## [Exercise directions]
Print the lines below without any change, starting at the line that has "Localize all elements." and stopping after the line that has "close-button[interactable] xyxy=(758,232,794,251)".

[Rows from a data source]
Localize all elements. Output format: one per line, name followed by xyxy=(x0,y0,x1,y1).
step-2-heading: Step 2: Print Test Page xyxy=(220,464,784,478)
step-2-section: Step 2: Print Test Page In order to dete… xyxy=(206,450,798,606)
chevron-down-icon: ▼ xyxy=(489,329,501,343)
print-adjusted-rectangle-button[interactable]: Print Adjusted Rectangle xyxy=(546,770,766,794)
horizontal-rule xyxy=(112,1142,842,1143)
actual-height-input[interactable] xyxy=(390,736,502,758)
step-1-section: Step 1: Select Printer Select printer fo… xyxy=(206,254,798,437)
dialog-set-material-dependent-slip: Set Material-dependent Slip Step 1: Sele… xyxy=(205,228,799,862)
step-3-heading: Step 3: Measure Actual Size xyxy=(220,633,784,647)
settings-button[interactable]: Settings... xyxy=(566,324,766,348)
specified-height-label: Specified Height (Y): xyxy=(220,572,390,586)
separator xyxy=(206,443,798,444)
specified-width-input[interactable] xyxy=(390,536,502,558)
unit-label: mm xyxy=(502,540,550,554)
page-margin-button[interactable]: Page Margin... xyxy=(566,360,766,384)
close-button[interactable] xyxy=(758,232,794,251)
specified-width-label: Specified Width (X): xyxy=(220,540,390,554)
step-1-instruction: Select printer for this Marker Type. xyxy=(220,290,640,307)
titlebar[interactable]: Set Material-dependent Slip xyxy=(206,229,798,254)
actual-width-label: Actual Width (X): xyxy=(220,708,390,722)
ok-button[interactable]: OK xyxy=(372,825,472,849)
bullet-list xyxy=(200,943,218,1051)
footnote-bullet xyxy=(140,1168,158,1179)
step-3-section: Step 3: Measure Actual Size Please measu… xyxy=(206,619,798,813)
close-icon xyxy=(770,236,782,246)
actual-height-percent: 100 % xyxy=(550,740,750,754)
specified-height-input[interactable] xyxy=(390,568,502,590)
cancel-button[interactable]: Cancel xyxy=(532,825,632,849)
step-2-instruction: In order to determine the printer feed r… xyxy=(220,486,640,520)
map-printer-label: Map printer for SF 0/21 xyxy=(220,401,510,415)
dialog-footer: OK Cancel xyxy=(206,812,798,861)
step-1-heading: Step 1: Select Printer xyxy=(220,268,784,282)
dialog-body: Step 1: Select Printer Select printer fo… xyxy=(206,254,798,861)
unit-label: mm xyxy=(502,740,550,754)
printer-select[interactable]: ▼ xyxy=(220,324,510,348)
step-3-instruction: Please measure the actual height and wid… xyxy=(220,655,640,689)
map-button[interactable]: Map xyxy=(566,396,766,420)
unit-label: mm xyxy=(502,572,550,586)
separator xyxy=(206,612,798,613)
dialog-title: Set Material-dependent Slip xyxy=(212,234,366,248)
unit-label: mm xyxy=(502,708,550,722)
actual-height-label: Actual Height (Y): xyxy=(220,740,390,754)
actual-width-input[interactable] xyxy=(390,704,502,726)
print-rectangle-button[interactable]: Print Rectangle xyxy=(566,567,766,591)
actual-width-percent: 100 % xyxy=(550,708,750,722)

--

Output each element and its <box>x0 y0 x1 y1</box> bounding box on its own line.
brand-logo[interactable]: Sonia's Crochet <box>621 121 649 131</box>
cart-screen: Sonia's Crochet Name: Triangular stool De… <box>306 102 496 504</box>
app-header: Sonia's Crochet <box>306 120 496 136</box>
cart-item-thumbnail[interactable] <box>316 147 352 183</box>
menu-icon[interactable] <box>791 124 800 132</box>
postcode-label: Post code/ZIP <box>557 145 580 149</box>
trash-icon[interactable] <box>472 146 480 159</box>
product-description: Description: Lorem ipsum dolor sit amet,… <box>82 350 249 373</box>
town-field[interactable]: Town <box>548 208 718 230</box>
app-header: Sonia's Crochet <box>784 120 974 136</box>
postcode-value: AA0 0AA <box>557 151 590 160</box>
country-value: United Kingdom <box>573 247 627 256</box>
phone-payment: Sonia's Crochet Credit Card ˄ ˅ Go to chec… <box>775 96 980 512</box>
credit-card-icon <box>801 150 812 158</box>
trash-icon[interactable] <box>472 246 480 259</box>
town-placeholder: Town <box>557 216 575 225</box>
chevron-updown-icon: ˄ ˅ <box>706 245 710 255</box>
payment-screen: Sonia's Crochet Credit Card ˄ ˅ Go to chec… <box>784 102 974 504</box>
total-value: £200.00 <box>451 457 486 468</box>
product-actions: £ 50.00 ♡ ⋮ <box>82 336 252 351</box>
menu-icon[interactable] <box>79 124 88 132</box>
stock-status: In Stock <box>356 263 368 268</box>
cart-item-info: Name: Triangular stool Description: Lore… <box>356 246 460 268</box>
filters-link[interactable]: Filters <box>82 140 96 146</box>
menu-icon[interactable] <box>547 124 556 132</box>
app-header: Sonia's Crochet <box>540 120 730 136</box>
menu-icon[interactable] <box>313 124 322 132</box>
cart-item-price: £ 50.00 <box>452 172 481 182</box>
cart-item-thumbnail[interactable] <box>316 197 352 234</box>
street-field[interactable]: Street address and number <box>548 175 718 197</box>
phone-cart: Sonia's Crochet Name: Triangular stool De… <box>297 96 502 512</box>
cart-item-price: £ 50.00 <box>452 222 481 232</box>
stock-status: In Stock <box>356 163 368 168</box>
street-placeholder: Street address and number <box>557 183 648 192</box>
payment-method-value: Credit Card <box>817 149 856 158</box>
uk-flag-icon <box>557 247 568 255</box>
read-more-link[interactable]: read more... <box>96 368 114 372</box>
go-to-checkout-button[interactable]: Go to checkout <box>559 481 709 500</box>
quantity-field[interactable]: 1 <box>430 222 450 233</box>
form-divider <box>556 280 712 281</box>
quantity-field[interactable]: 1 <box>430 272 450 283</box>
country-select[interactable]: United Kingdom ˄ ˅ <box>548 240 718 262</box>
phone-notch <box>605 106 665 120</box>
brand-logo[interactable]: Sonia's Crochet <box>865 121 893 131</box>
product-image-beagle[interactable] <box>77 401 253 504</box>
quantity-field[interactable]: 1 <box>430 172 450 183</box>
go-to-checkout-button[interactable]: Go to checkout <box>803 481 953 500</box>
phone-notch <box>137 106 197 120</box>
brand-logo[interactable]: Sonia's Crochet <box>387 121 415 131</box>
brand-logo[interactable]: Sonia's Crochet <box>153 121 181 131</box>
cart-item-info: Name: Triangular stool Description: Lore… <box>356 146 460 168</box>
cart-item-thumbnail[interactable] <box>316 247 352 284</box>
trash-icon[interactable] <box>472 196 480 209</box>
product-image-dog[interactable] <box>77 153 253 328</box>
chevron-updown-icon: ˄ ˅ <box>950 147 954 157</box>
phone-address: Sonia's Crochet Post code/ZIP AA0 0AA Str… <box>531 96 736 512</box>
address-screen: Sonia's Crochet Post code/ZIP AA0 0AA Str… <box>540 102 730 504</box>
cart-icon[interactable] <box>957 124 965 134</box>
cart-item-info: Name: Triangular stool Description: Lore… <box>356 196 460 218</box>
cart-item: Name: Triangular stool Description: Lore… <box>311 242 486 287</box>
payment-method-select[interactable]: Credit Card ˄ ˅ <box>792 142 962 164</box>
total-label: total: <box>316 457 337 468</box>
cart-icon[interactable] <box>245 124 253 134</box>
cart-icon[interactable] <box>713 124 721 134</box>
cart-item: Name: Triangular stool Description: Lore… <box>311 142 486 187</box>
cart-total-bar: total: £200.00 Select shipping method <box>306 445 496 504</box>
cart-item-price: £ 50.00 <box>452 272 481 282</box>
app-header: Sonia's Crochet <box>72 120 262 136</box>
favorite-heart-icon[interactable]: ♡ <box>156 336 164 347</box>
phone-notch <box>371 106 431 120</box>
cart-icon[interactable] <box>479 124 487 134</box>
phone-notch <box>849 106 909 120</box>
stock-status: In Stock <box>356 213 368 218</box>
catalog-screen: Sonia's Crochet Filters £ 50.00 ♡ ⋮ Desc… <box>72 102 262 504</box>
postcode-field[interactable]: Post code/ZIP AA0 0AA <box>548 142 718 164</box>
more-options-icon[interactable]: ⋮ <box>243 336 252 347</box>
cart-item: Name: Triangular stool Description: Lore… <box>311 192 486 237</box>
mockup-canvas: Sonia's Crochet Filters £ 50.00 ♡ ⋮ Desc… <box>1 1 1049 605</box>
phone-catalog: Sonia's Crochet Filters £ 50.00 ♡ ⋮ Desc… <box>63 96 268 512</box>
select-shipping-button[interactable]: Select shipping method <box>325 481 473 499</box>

## [Expected answer]
Localize all elements. Output format: one per line, name followed by xyxy=(x0,y0,x1,y1).
step-2-heading: Step 2: Print Test Page xyxy=(220,464,784,478)
step-2-section: Step 2: Print Test Page In order to dete… xyxy=(206,450,798,606)
chevron-down-icon: ▼ xyxy=(489,329,501,343)
print-adjusted-rectangle-button[interactable]: Print Adjusted Rectangle xyxy=(546,770,766,794)
horizontal-rule xyxy=(112,1142,842,1143)
actual-height-input[interactable] xyxy=(390,736,502,758)
step-1-section: Step 1: Select Printer Select printer fo… xyxy=(206,254,798,437)
dialog-set-material-dependent-slip: Set Material-dependent Slip Step 1: Sele… xyxy=(205,228,799,862)
step-3-heading: Step 3: Measure Actual Size xyxy=(220,633,784,647)
settings-button[interactable]: Settings... xyxy=(566,324,766,348)
specified-height-label: Specified Height (Y): xyxy=(220,572,390,586)
separator xyxy=(206,443,798,444)
specified-width-input[interactable] xyxy=(390,536,502,558)
unit-label: mm xyxy=(502,540,550,554)
page-margin-button[interactable]: Page Margin... xyxy=(566,360,766,384)
close-button[interactable] xyxy=(758,232,794,251)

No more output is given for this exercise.